Records that describe figures
++++++++++++++++++++

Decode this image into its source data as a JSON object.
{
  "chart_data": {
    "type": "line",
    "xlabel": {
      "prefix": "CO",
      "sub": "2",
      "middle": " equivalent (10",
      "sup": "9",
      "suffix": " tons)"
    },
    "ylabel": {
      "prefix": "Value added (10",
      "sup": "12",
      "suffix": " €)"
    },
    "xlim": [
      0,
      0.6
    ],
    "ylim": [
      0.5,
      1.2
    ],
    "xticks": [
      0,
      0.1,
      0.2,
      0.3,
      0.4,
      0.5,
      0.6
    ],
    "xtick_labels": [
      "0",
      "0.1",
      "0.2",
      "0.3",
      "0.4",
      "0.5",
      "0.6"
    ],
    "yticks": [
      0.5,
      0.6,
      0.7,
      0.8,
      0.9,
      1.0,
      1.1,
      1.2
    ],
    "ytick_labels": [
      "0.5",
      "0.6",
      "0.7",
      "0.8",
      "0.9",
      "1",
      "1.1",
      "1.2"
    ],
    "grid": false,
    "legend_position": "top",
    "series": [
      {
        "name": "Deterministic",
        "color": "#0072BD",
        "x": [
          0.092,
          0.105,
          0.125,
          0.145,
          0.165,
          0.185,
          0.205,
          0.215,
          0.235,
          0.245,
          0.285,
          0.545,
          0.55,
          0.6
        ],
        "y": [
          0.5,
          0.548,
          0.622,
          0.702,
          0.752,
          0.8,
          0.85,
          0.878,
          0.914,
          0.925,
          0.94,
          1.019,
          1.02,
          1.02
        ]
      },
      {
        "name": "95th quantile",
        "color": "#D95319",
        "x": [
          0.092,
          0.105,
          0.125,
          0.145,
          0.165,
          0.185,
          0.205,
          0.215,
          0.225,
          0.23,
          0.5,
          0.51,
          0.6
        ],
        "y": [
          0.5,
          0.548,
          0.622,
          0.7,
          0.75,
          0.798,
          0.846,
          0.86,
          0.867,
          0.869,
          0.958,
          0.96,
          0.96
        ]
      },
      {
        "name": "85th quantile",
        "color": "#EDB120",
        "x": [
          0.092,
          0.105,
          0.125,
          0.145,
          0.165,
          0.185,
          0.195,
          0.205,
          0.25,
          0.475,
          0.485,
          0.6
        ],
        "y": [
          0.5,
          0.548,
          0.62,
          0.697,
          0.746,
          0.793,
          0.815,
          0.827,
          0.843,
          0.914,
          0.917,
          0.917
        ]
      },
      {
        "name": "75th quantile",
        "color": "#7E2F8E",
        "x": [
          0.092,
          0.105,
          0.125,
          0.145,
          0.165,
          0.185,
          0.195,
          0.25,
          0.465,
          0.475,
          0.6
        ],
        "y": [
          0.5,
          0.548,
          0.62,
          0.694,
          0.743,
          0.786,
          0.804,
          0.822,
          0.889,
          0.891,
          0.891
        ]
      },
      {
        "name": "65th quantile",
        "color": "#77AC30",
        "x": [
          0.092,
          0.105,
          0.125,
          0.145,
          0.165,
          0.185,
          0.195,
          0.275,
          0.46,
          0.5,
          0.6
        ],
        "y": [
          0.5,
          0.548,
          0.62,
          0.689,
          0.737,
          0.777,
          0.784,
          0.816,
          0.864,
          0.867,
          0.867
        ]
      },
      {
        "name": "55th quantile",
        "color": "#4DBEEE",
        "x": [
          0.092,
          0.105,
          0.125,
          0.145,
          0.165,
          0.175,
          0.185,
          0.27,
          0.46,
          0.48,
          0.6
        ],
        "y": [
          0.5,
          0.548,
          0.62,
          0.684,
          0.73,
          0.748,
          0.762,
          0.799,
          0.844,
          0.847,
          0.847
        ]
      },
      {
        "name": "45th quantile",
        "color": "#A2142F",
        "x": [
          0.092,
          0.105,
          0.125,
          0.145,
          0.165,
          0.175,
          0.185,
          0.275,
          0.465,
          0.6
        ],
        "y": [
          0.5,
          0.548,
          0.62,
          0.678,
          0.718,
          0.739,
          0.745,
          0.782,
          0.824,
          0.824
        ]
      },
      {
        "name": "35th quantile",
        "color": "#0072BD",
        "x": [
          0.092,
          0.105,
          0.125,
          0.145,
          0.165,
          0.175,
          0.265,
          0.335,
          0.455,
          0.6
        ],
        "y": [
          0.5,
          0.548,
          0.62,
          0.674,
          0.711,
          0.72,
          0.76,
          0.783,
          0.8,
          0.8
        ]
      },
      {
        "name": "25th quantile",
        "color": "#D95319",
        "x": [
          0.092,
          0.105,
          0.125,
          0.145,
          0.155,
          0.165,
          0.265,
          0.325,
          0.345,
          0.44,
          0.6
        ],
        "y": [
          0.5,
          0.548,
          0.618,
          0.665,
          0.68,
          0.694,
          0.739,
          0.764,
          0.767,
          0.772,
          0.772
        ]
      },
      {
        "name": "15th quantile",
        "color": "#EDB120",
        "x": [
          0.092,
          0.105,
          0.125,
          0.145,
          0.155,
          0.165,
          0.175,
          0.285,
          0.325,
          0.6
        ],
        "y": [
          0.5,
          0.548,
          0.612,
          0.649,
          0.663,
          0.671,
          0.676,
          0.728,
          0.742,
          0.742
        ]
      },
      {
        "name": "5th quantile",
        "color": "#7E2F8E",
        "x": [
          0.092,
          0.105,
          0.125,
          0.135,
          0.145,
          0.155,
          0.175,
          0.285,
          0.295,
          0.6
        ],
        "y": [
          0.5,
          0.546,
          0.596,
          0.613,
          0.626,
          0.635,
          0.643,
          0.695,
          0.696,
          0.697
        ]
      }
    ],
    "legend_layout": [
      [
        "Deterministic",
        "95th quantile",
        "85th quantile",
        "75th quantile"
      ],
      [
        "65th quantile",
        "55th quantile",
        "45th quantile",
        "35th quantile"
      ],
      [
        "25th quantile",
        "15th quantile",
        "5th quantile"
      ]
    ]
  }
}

++++++++++++++++++++

Your task :: Copy out each line exactly as written.

Expected answer ::
Decode this image into its source data as a JSON object.
{
  "chart_data": {
    "type": "line",
    "xlabel": {
      "prefix": "CO",
      "sub": "2",
      "middle": " equivalent (10",
      "sup": "9",
      "suffix": " tons)"
    },
    "ylabel": {
      "prefix": "Value added (10",
      "sup": "12",
      "suffix": " €)"
    },
    "xlim": [
      0,
      0.6
    ],
    "ylim": [
      0.5,
      1.2
    ],
    "xticks": [
      0,
      0.1,
      0.2,
      0.3,
      0.4,
      0.5,
      0.6
    ],
    "xtick_labels": [
      "0",
      "0.1",
      "0.2",
      "0.3",
      "0.4",
      "0.5",
      "0.6"
    ],
    "yticks": [
      0.5,
      0.6,
      0.7,
      0.8,
      0.9,
      1.0,
      1.1,
      1.2
    ],
    "ytick_labels": [
      "0.5",
      "0.6",
      "0.7",
      "0.8",
      "0.9",
      "1",
      "1.1",
      "1.2"
    ],
    "grid": false,
    "legend_position": "top",
    "series": [
      {
        "name": "Deterministic",
        "color": "#0072BD",
        "x": [
          0.092,
          0.105,
          0.125,
          0.145,
          0.165,
          0.185,
          0.205,
          0.215,
          0.235,
          0.245,
          0.285,
          0.545,
          0.55,
          0.6
        ],
        "y": [
          0.5,
          0.548,
          0.622,
          0.702,
          0.752,
          0.8,
          0.85,
          0.878,
          0.914,
          0.925,
          0.94,
          1.019,
          1.02,
          1.02
        ]
      },
      {
        "name": "95th quantile",
        "color": "#D95319",
        "x": [
          0.092,
          0.105,
          0.125,
          0.145,
          0.165,
          0.185,
          0.205,
          0.215,
          0.225,
          0.23,
          0.5,
          0.51,
          0.6
        ],
        "y": [
          0.5,
          0.548,
          0.622,
          0.7,
          0.75,
          0.798,
          0.846,
          0.86,
          0.867,
          0.869,
          0.958,
          0.96,
          0.96
        ]
      },
      {
        "name": "85th quantile",
        "color": "#EDB120",
        "x": [
          0.092,
          0.105,
          0.125,
          0.145,
          0.165,
          0.185,
          0.195,
          0.205,
          0.25,
          0.475,
          0.485,
          0.6
        ],
        "y": [
          0.5,
          0.548,
          0.62,
          0.697,
          0.746,
          0.793,
          0.815,
          0.827,
          0.843,
          0.914,
          0.917,
          0.917
        ]
      },
      {
        "name": "75th quantile",
        "color": "#7E2F8E",
        "x": [
          0.092,
          0.105,
          0.125,
          0.145,
          0.165,
          0.185,
          0.195,
          0.25,
          0.465,
          0.475,
          0.6
        ],
        "y": [
          0.5,
          0.548,
          0.62,
          0.694,
          0.743,
          0.786,
          0.804,
          0.822,
          0.889,
          0.891,
          0.891
        ]
      },
      {
        "name": "65th quantile",
        "color": "#77AC30",
        "x": [
          0.092,
          0.105,
          0.125,
          0.145,
          0.165,
          0.185,
          0.195,
          0.275,
          0.46,
          0.5,
          0.6
        ],
        "y": [
          0.5,
          0.548,
          0.62,
          0.689,
          0.737,
          0.777,
          0.784,
          0.816,
          0.864,
          0.867,
          0.867
        ]
      },
      {
        "name": "55th quantile",
        "color": "#4DBEEE",
        "x": [
          0.092,
          0.105,
          0.125,
          0.145,
          0.165,
          0.175,
          0.185,
          0.27,
          0.46,
          0.48,
          0.6
        ],
        "y": [
          0.5,
          0.548,
          0.62,
          0.684,
          0.73,
          0.748,
          0.762,
          0.799,
          0.844,
          0.847,
          0.847
        ]
      },
      {
        "name": "45th quantile",
        "color": "#A2142F",
        "x": [
          0.092,
          0.105,
          0.125,
          0.145,
          0.165,
          0.175,
          0.185,
          0.275,
          0.465,
          0.6
        ],
        "y": [
          0.5,
          0.548,
          0.62,
          0.678,
          0.718,
          0.739,
          0.745,
          0.782,
          0.824,
          0.824
        ]
      },
      {
        "name": "35th quantile",
        "color": "#0072BD",
        "x": [
          0.092,
          0.105,
          0.125,
          0.145,
          0.165,
          0.175,
          0.265,
          0.335,
          0.455,
          0.6
        ],
        "y": [
          0.5,
          0.548,
          0.62,
          0.674,
          0.711,
          0.72,
          0.76,
          0.783,
          0.8,
          0.8
        ]
      },
      {
        "name": "25th quantile",
        "color": "#D95319",
        "x": [
          0.092,
          0.105,
          0.125,
          0.145,
          0.155,
          0.165,
          0.265,
          0.325,
          0.345,
          0.44,
          0.6
        ],
        "y": [
          0.5,
          0.548,
          0.618,
          0.665,
          0.68,
          0.694,
          0.739,
          0.764,
          0.767,
          0.772,
          0.772
        ]
      },
      {
        "name": "15th quantile",
        "color": "#EDB120",
        "x": [
          0.092,
          0.105,
          0.125,
          0.145,
          0.155,
          0.165,
          0.175,
          0.285,
          0.325,
          0.6
        ],
        "y": [
          0.5,
          0.548,
          0.612,
          0.649,
          0.663,
          0.671,
          0.676,
          0.728,
          0.742,
          0.742
        ]
      },
      {
        "name": "5th quantile",
        "color": "#7E2F8E",
        "x": [
          0.092,
          0.105,
          0.125,
          0.135,
          0.145,
          0.155,
          0.175,
          0.285,
          0.295,
          0.6
        ],
        "y": [
          0.5,
          0.546,
          0.596,
          0.613,
          0.626,
          0.635,
          0.643,
          0.695,
          0.696,
          0.697
        ]
      }
    ],
    "legend_layout": [
      [
        "Deterministic",
        "95th quantile",
        "85th quantile",
        "75th quantile"
      ],
      [
        "65th quantile",
        "55th quantile",
        "45th quantile",
        "35th quantile"
      ],
      [
        "25th quantile",
        "15th quantile",
        "5th quantile"
      ]
    ]
  }
}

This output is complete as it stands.